"""

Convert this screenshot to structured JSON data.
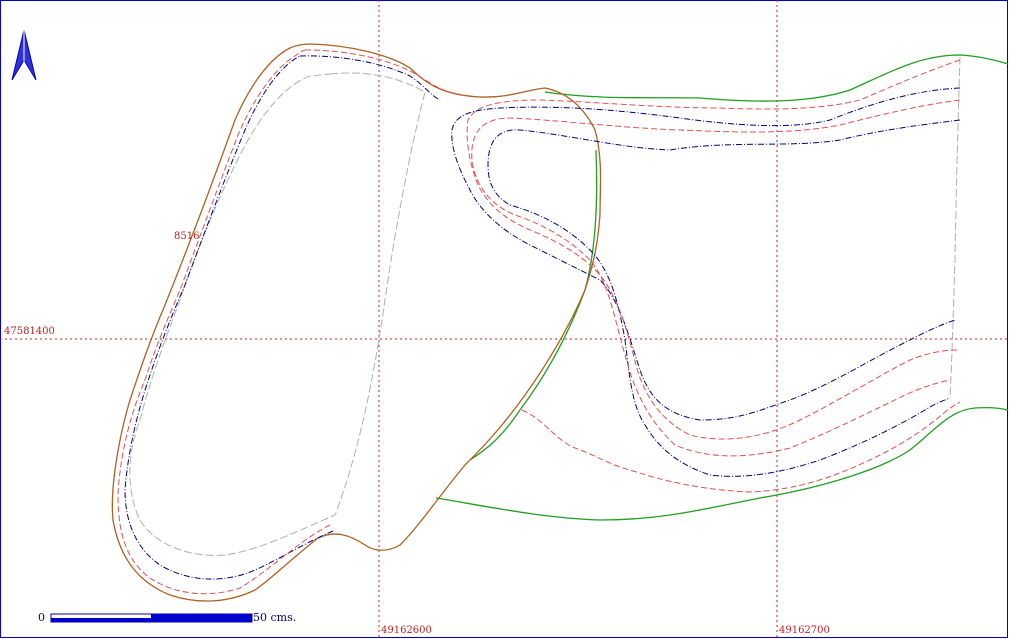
{
  "map": {
    "grid_labels": {
      "x1": "49162600",
      "x2": "49162700",
      "y1": "47581400"
    },
    "contour_label": "8516",
    "scale": {
      "start_label": "0",
      "end_label": "50 cms."
    },
    "north_arrow": "north-arrow-icon",
    "colors": {
      "frame": "#0000cc",
      "grid": "#cc2222",
      "boundary_brown": "#b06020",
      "contour_blue": "#000080",
      "contour_red": "#e05050",
      "contour_gray": "#b0b0b0",
      "green_line": "#20a020"
    }
  }
}
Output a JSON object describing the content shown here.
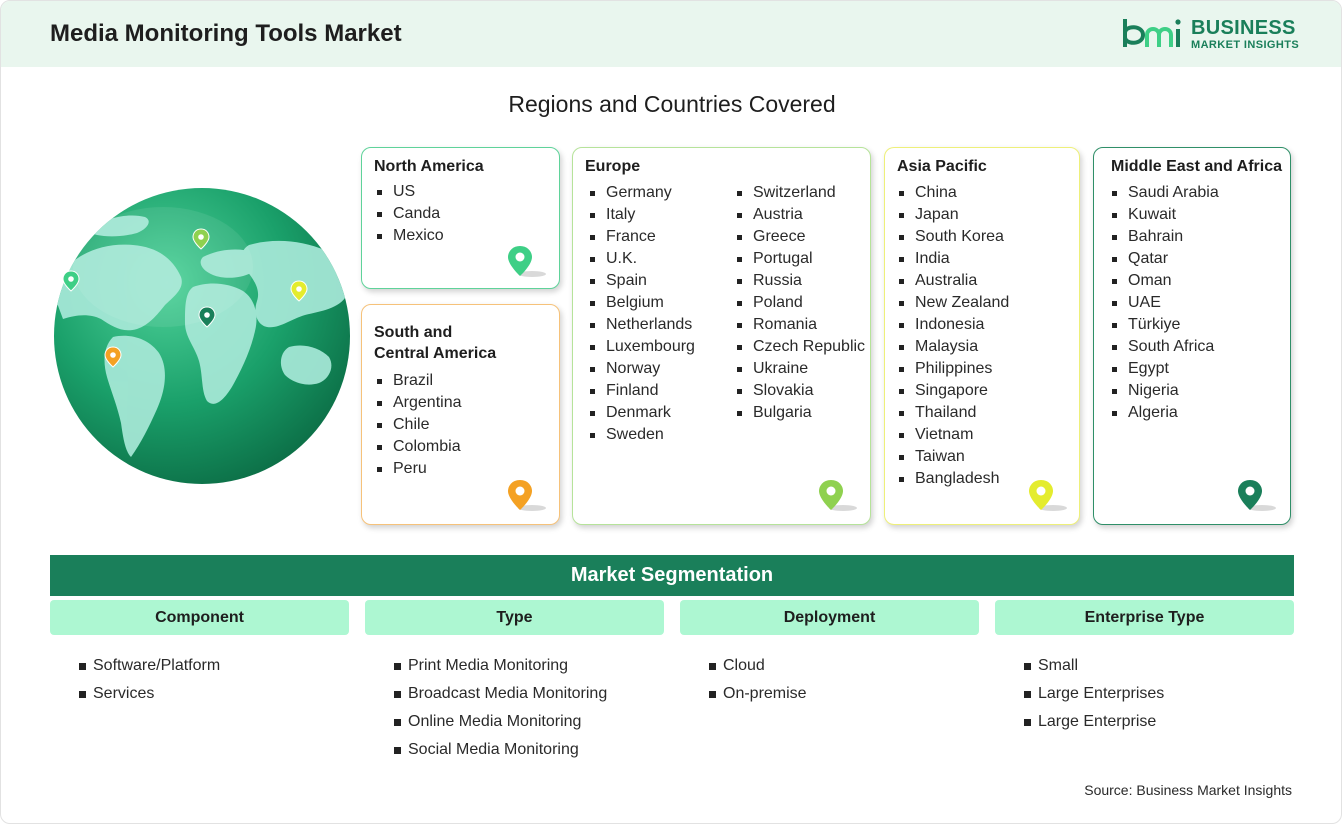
{
  "header": {
    "title": "Media Monitoring Tools Market",
    "logo_line1": "BUSINESS",
    "logo_line2": "MARKET INSIGHTS",
    "logo_mark": "bmi"
  },
  "regions_title": "Regions and Countries Covered",
  "regions": {
    "north_america": {
      "title": "North America",
      "pin_color": "#3ecf86",
      "countries": [
        "US",
        "Canda",
        "Mexico"
      ]
    },
    "south_america": {
      "title_line1": "South and",
      "title_line2": "Central America",
      "pin_color": "#f4a123",
      "countries": [
        "Brazil",
        "Argentina",
        "Chile",
        "Colombia",
        "Peru"
      ]
    },
    "europe": {
      "title": "Europe",
      "pin_color": "#8fd14f",
      "col1": [
        "Germany",
        "Italy",
        "France",
        "U.K.",
        "Spain",
        "Belgium",
        "Netherlands",
        "Luxembourg",
        "Norway",
        "Finland",
        "Denmark",
        "Sweden"
      ],
      "col2": [
        "Switzerland",
        "Austria",
        "Greece",
        "Portugal",
        "Russia",
        "Poland",
        "Romania",
        "Czech Republic",
        "Ukraine",
        "Slovakia",
        "Bulgaria"
      ]
    },
    "asia_pacific": {
      "title": "Asia Pacific",
      "pin_color": "#e4ec2e",
      "countries": [
        "China",
        "Japan",
        "South Korea",
        "India",
        "Australia",
        "New Zealand",
        "Indonesia",
        "Malaysia",
        "Philippines",
        "Singapore",
        "Thailand",
        "Vietnam",
        "Taiwan",
        "Bangladesh"
      ]
    },
    "mea": {
      "title": "Middle East and Africa",
      "pin_color": "#1a7f5a",
      "countries": [
        "Saudi Arabia",
        "Kuwait",
        "Bahrain",
        "Qatar",
        "Oman",
        "UAE",
        "Türkiye",
        "South Africa",
        "Egypt",
        "Nigeria",
        "Algeria"
      ]
    }
  },
  "segmentation": {
    "title": "Market Segmentation",
    "columns": [
      {
        "heading": "Component",
        "items": [
          "Software/Platform",
          "Services"
        ]
      },
      {
        "heading": "Type",
        "items": [
          "Print Media Monitoring",
          "Broadcast Media Monitoring",
          "Online Media Monitoring",
          "Social Media Monitoring"
        ]
      },
      {
        "heading": "Deployment",
        "items": [
          "Cloud",
          "On-premise"
        ]
      },
      {
        "heading": "Enterprise Type",
        "items": [
          "Small",
          "Large Enterprises",
          "Large Enterprise"
        ]
      }
    ]
  },
  "source": "Source: Business Market Insights",
  "colors": {
    "brand_green": "#1a7f5a",
    "header_bg": "#e9f6ee",
    "segment_head_bg": "#adf7d2",
    "border_north_america": "#5fd39a",
    "border_south_america": "#f6c27a",
    "border_europe": "#b6e39a",
    "border_asia_pacific": "#eef07a",
    "border_mea": "#2f8f68"
  }
}
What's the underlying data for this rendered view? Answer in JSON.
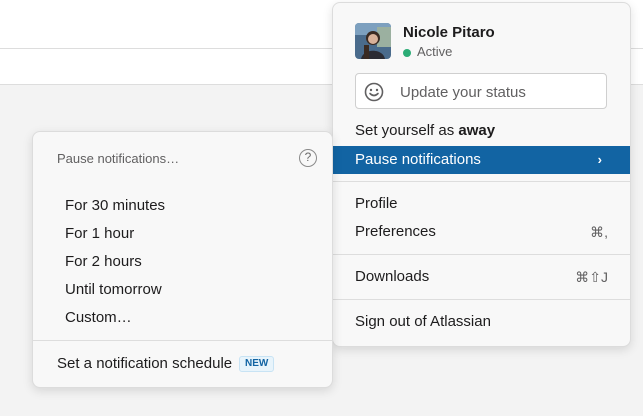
{
  "user": {
    "name": "Nicole Pitaro",
    "presence": "Active",
    "presence_color": "#2bac76"
  },
  "status": {
    "placeholder": "Update your status",
    "icon": "smile-icon"
  },
  "menu": {
    "set_away_prefix": "Set yourself as ",
    "set_away_strong": "away",
    "pause_notifications": "Pause notifications",
    "pause_chevron": "›",
    "profile": "Profile",
    "preferences": "Preferences",
    "preferences_shortcut": "⌘,",
    "downloads": "Downloads",
    "downloads_shortcut": "⌘⇧J",
    "sign_out": "Sign out of Atlassian",
    "highlight_color": "#1264a3"
  },
  "submenu": {
    "title": "Pause notifications…",
    "help_glyph": "?",
    "options": [
      "For 30 minutes",
      "For 1 hour",
      "For 2 hours",
      "Until tomorrow",
      "Custom…"
    ],
    "schedule": "Set a notification schedule",
    "badge": "NEW"
  }
}
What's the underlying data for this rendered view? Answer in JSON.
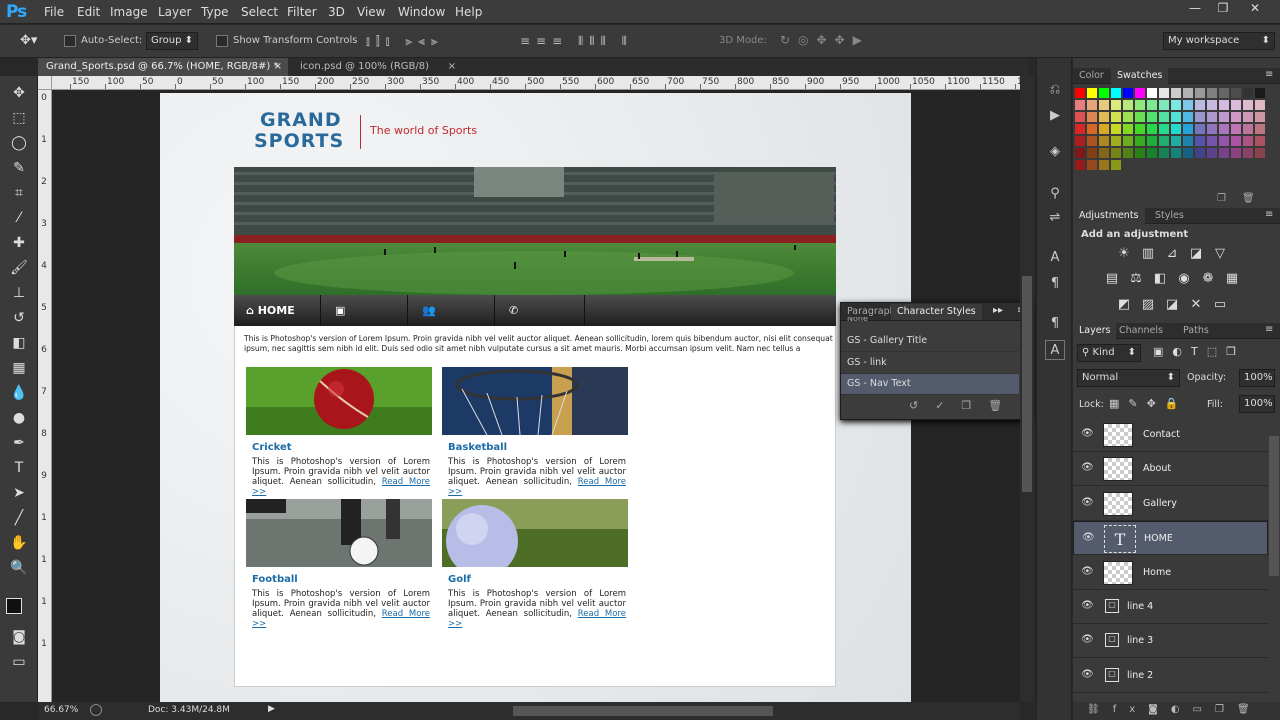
{
  "menubar": {
    "logo": "Ps",
    "items": [
      "File",
      "Edit",
      "Image",
      "Layer",
      "Type",
      "Select",
      "Filter",
      "3D",
      "View",
      "Window",
      "Help"
    ]
  },
  "options": {
    "auto_select_label": "Auto-Select:",
    "auto_select_value": "Group",
    "transform_label": "Show Transform Controls",
    "mode_3d_label": "3D Mode:",
    "workspace": "My workspace"
  },
  "tabs": [
    {
      "label": "Grand_Sports.psd @ 66.7% (HOME, RGB/8#) *"
    },
    {
      "label": "icon.psd @ 100% (RGB/8)"
    }
  ],
  "ruler": {
    "top": [
      "150",
      "100",
      "50",
      "0",
      "50",
      "100",
      "150",
      "200",
      "250",
      "300",
      "350",
      "400",
      "450",
      "500",
      "550",
      "600",
      "650",
      "700",
      "750",
      "800",
      "850",
      "900",
      "950",
      "1000",
      "1050",
      "1100",
      "1150",
      "12"
    ],
    "left": [
      "0",
      "1",
      "2",
      "3",
      "4",
      "5",
      "6",
      "7",
      "8",
      "9",
      "1",
      "1",
      "1",
      "1"
    ]
  },
  "site": {
    "logo_line1": "GRAND",
    "logo_line2": "SPORTS",
    "tagline": "The world of Sports",
    "nav_home": "HOME",
    "intro": "This is Photoshop's version  of Lorem Ipsum. Proin gravida nibh vel velit auctor aliquet. Aenean sollicitudin, lorem quis bibendum auctor, nisi elit consequat ipsum, nec sagittis sem nibh id elit. Duis sed odio sit amet nibh vulputate cursus a sit amet mauris. Morbi accumsan ipsum velit. Nam nec tellus a",
    "cards": [
      {
        "title": "Cricket",
        "text": "This is Photoshop's version  of Lorem Ipsum. Proin gravida nibh vel velit auctor aliquet. Aenean sollicitudin,",
        "more": "Read More >>"
      },
      {
        "title": "Basketball",
        "text": "This is Photoshop's version  of Lorem Ipsum. Proin gravida nibh vel velit auctor aliquet. Aenean sollicitudin,",
        "more": "Read More >>"
      },
      {
        "title": "Football",
        "text": "This is Photoshop's version  of Lorem Ipsum. Proin gravida nibh vel velit auctor aliquet. Aenean sollicitudin,",
        "more": "Read More >>"
      },
      {
        "title": "Golf",
        "text": "This is Photoshop's version  of Lorem Ipsum. Proin gravida nibh vel velit auctor aliquet. Aenean sollicitudin,",
        "more": "Read More >>"
      }
    ]
  },
  "char_panel": {
    "tab_paragraph": "Paragraph",
    "tab_char_styles": "Character Styles",
    "partial_item": "None",
    "items": [
      "GS - Gallery Title",
      "GS - link",
      "GS - Nav Text"
    ]
  },
  "status": {
    "zoom": "66.67%",
    "doc": "Doc: 3.43M/24.8M"
  },
  "color_panel": {
    "tab_color": "Color",
    "tab_swatches": "Swatches"
  },
  "adjustments": {
    "tab_adjustments": "Adjustments",
    "tab_styles": "Styles",
    "heading": "Add an adjustment"
  },
  "layers_panel": {
    "tab_layers": "Layers",
    "tab_channels": "Channels",
    "tab_paths": "Paths",
    "filter_kind": "Kind",
    "blend_mode": "Normal",
    "opacity_label": "Opacity:",
    "opacity_value": "100%",
    "lock_label": "Lock:",
    "fill_label": "Fill:",
    "fill_value": "100%",
    "layers": [
      {
        "name": "Contact",
        "kind": "pixel"
      },
      {
        "name": "About",
        "kind": "pixel"
      },
      {
        "name": "Gallery",
        "kind": "pixel"
      },
      {
        "name": "HOME",
        "kind": "text"
      },
      {
        "name": "Home",
        "kind": "pixel"
      },
      {
        "name": "line 4",
        "kind": "shape"
      },
      {
        "name": "line 3",
        "kind": "shape"
      },
      {
        "name": "line 2",
        "kind": "shape"
      }
    ]
  },
  "colors": {
    "accent": "#31a8ff",
    "link": "#1b6ca8",
    "tagline": "#c0282d",
    "selected_layer": "#545b6d"
  }
}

"""

AIM OF THE EXERCISE
Sift the material for lines with the string "heading". Copy each one found.

RESULT
        "heading": "Component",
        "heading": "Type",
        "heading": "Deployment",
        "heading": "Enterprise Type",
    "heading": "Add an adjustment"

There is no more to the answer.